(Records from a dataset)
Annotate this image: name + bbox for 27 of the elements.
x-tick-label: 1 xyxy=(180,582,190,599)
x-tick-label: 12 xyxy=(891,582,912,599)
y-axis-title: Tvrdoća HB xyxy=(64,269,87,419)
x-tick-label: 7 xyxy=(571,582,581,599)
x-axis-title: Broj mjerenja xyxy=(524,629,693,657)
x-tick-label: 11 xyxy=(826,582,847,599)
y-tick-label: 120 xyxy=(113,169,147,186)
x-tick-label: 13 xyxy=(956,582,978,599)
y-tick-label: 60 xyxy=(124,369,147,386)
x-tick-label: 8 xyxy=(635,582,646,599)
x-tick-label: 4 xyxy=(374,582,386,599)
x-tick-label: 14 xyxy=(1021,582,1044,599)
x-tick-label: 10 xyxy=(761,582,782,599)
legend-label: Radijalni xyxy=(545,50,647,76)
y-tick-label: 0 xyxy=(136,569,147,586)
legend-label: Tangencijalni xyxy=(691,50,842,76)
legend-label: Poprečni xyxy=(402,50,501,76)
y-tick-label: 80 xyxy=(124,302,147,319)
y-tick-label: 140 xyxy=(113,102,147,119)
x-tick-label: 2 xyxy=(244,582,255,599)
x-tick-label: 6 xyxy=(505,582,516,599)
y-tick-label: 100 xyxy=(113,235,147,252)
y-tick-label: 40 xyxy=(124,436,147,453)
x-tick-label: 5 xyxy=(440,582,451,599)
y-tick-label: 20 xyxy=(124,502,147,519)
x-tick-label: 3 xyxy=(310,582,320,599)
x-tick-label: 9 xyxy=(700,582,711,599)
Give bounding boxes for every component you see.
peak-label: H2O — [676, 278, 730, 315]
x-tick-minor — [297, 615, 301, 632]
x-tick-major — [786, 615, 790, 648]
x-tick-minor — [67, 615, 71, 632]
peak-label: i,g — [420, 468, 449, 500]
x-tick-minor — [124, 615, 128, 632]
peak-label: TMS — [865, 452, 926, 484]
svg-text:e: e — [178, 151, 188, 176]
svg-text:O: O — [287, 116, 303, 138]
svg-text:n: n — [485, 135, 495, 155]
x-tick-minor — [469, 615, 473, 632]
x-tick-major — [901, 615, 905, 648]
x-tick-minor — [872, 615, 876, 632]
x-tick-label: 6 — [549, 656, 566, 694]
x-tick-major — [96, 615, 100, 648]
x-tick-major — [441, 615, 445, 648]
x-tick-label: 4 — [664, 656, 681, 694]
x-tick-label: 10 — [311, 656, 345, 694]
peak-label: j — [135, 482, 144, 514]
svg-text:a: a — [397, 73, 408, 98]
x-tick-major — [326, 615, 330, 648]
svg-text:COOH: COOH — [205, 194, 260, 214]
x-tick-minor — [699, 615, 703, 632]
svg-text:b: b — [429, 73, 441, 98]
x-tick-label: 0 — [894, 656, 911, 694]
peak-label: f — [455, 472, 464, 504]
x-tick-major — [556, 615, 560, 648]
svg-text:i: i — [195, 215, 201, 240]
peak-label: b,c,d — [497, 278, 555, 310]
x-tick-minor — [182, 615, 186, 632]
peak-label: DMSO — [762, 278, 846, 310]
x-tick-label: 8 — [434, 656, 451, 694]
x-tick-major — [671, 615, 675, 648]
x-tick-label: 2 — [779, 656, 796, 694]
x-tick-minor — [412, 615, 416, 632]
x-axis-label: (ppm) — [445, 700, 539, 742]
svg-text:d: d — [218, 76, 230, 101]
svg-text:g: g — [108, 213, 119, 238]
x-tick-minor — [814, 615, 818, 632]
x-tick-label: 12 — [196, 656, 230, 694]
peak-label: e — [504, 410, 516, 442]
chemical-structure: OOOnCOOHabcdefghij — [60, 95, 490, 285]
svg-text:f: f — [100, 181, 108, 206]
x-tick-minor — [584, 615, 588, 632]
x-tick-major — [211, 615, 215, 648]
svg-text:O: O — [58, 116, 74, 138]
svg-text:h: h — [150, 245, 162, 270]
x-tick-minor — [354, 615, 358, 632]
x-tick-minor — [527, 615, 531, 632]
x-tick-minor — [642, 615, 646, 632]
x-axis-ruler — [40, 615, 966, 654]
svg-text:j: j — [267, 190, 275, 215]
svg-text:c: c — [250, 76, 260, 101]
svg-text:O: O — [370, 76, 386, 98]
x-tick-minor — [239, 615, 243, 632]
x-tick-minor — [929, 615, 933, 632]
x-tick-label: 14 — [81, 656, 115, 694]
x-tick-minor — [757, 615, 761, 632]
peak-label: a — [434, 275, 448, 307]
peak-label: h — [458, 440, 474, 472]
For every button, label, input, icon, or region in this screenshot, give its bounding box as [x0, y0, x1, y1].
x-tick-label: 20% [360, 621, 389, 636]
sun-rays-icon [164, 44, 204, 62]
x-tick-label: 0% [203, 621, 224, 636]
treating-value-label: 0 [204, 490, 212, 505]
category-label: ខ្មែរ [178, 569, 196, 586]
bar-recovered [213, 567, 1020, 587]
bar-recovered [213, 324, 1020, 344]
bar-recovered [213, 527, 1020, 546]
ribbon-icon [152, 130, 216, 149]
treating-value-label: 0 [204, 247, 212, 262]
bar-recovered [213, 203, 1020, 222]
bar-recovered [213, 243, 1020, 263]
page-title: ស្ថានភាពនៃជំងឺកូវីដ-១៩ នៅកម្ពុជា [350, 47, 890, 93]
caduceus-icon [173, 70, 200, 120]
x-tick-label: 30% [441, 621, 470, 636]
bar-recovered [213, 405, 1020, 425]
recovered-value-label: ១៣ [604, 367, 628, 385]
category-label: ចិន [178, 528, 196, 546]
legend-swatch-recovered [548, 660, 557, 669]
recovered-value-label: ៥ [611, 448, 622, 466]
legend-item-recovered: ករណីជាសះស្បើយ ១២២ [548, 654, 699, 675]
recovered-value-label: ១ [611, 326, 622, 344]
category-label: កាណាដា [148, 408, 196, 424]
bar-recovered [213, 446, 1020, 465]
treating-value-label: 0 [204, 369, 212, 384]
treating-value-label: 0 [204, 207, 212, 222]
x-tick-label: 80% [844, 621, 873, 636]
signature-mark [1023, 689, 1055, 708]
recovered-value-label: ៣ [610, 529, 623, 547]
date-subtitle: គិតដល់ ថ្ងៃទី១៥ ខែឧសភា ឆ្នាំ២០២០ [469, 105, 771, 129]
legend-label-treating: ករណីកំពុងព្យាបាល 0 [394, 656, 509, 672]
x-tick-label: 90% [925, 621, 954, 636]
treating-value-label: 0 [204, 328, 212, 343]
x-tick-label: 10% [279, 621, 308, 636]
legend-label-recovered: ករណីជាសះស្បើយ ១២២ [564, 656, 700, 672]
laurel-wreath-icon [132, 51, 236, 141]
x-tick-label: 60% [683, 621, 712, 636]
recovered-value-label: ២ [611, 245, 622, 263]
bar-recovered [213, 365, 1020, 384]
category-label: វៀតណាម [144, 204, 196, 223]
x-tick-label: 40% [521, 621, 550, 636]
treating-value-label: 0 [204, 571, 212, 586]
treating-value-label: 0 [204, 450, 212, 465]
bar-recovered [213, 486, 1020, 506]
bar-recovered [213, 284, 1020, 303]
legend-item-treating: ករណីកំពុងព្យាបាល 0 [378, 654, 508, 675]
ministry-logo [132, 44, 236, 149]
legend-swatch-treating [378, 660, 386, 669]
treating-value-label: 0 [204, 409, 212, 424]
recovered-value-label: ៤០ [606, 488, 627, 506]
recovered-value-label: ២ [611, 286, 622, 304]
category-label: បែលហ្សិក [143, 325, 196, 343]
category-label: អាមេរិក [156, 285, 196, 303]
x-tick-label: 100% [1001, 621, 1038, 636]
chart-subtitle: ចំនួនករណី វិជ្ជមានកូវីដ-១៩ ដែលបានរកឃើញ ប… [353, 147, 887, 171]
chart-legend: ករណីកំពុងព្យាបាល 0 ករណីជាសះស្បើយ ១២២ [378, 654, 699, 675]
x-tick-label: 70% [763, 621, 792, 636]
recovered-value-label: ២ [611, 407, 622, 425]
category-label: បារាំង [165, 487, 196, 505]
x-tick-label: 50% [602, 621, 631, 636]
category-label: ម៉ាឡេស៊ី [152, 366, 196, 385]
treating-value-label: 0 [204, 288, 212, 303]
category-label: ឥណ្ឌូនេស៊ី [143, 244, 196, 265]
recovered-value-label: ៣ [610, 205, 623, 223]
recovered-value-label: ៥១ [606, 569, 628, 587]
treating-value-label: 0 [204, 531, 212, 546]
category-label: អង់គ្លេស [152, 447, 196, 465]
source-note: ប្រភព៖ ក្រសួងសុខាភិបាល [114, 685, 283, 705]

WHAT YOU ARE ASKED TO DO:
Repeat the data above verbatim, starting with the first line and going on through the line with "legend-label: Tangencijalni xyxy=(691,50,842,76)", both ends included.

SOLUTION TO THIS TASK:
Annotate this image: name + bbox for 27 of the elements.
x-tick-label: 1 xyxy=(180,582,190,599)
x-tick-label: 12 xyxy=(891,582,912,599)
y-axis-title: Tvrdoća HB xyxy=(64,269,87,419)
x-tick-label: 7 xyxy=(571,582,581,599)
x-axis-title: Broj mjerenja xyxy=(524,629,693,657)
x-tick-label: 11 xyxy=(826,582,847,599)
y-tick-label: 120 xyxy=(113,169,147,186)
x-tick-label: 13 xyxy=(956,582,978,599)
y-tick-label: 60 xyxy=(124,369,147,386)
x-tick-label: 8 xyxy=(635,582,646,599)
x-tick-label: 4 xyxy=(374,582,386,599)
x-tick-label: 14 xyxy=(1021,582,1044,599)
x-tick-label: 10 xyxy=(761,582,782,599)
legend-label: Radijalni xyxy=(545,50,647,76)
y-tick-label: 0 xyxy=(136,569,147,586)
legend-label: Tangencijalni xyxy=(691,50,842,76)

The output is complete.